:: Texto original ::
Lo peor: la acústica del cine sudamericano. Ojito: elemento que no es moco de pavo. Hoy he escuchado en la Ser la llamada de una oyente invidente zaragozana que suele ir al cine. Contaba que ella va y escucha y con los diálogos y los efectos sonoros disfruta de las películas. Como poco, la historia merece ser contada. La señora intervenía, no obstante, para expresar su descontento y la frustración que la última película sobre la figura de Sherlock Holmes le había dejado en el oído. Ella que fue a ¿ver? una de diálogos y se encontró ¿escuchando? una de acción y golpes sentía su ánimo y su alma timados. Su acritud maña traspasaba las ondas. Aquí lo dejo.
Regreso a lo mío. A pesar del tema audio, que afortunadamente en Gigante pesa poquísimo, la historia es bellísima: atesora la hermosura de lo natural. Jara, un hombre que tiene todo el aspecto de un violento oso y juega a provocar en el espectador el disparo de las deducciones gratuitas y los prejuicios (guardia, grande, adherido a sus cascos con rock duro y heavy metal) le regala a Julia (feúcha, solitaria, de pequeños gestos cotidianos, que emerge transparente) una segunda mirada: la que convierte al igual en único; cuando el rito del día a día nos elige, cuando enamorarnos nos resucita del gris y la monótona alienación, cuando ya nada vuelve a ser lo mismo: porque uno no ama, no así, en vano.
Qué real la película, cómo apetece seguirla, verla en el mundo. Y mirarla hasta que se te pongan rojos los ojos sin tener nunca bastante. Ver, en lo pequeño, el proceso de cómo el amor nos atrapa.
Oh sí y los celos. El retrato tan acertado de lo posible. De nosotros enamorados. Conozco muy pocas encubridoras Altar Keane, pero sé de amores gigantes en vidas pequeñas.
Como el de Jara.
:::
• Tareas a realizar:
- A) Reproduce sin cambios el tramo del texto sobre la película Gigante que va desde "Oh sí y los" hasta "en vidas pequeñas.".
- B) Según el texto sobre la película Gigante, ¿qué música escucha Jara con sus cascos?
Los ítems de abajo no hacen falta para nada.
:: Filas guardadas ::
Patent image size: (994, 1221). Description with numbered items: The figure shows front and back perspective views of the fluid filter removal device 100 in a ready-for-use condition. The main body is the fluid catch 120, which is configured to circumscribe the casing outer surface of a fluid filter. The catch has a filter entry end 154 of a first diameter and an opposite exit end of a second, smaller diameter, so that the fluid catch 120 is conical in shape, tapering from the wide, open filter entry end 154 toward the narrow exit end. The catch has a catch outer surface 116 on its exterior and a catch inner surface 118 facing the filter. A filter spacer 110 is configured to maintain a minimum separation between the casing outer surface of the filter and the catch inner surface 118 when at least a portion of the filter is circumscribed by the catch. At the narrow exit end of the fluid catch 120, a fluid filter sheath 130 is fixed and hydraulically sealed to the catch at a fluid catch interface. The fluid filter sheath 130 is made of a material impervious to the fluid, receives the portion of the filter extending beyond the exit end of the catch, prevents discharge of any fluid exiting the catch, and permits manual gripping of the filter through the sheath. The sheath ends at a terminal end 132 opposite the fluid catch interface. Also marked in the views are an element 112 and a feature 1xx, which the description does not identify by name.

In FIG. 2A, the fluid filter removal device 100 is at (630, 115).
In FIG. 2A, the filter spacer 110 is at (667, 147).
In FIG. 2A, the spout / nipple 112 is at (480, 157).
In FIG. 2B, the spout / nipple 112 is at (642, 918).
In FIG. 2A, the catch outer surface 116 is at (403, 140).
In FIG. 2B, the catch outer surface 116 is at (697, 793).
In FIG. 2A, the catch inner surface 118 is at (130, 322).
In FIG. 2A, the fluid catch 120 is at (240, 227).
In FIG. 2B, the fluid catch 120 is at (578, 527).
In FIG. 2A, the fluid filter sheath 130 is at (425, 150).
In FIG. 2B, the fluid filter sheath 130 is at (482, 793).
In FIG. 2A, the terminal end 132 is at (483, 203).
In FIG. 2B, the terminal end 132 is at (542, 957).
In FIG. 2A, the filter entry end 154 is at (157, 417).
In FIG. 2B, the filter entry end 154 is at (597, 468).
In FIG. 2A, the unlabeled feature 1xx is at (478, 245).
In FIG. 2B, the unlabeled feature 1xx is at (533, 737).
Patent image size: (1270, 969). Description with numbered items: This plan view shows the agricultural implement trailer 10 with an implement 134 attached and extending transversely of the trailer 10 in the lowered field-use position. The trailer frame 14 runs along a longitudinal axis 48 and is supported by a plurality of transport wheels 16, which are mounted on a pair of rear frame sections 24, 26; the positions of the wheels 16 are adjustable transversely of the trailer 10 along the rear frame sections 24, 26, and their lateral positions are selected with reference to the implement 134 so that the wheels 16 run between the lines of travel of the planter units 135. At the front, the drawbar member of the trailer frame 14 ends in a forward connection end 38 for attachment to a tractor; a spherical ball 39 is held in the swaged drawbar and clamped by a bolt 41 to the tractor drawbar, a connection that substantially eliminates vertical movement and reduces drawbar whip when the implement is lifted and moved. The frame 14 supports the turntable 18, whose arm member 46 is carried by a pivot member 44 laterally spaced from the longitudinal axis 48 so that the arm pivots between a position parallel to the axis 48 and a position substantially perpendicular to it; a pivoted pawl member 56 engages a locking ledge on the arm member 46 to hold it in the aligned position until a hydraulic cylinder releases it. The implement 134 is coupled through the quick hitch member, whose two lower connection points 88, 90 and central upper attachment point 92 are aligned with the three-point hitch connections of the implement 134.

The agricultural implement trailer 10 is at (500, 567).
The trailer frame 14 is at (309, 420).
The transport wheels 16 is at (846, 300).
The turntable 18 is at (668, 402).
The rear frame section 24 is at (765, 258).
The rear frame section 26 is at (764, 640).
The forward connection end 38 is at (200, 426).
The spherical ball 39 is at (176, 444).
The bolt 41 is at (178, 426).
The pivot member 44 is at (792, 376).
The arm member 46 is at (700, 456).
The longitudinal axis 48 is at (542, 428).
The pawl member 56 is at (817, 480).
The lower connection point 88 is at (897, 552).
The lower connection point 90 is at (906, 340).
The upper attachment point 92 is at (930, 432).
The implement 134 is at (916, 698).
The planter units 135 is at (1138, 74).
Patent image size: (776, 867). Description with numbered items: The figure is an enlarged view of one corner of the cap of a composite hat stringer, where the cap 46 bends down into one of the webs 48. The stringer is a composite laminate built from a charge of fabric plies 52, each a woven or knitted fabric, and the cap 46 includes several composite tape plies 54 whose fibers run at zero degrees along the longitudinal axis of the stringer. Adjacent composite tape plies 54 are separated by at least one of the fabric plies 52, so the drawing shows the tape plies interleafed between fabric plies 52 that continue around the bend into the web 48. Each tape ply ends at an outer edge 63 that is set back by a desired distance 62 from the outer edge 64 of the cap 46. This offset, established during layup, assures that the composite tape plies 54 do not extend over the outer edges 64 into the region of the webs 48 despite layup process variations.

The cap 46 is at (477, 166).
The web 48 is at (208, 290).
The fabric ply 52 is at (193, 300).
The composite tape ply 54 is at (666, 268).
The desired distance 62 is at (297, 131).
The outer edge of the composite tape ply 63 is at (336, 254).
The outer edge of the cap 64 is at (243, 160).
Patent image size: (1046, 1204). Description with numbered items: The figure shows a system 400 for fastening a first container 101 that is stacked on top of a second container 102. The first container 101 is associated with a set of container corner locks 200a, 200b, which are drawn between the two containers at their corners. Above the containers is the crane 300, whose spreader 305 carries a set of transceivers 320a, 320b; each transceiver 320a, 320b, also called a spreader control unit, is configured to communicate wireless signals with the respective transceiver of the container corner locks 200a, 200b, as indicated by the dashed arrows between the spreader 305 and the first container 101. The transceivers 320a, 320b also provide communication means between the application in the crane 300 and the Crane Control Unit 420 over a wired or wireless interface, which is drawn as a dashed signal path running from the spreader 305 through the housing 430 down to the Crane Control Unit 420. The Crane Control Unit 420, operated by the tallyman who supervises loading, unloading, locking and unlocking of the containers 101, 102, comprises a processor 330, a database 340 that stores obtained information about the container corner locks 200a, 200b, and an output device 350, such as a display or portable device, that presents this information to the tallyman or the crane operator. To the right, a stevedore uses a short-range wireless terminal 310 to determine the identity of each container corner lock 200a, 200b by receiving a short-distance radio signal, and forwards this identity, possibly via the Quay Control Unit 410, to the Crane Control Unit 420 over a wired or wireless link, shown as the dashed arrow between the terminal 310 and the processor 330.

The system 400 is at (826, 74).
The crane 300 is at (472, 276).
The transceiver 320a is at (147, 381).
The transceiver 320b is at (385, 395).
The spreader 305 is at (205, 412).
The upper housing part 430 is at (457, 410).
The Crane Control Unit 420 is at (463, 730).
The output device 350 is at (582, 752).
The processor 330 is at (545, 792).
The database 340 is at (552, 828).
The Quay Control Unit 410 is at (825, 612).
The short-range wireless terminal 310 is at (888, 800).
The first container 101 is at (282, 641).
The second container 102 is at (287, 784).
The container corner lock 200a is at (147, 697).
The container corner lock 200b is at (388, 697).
:::
• Respuestas esperadas:
- A)
Oh sí y los celos. El retrato tan acertado de lo posible. De nosotros enamorados. Conozco muy pocas encubridoras Altar Keane, pero sé de amores gigantes en vidas pequeñas.

- B) Rock duro y heavy metal.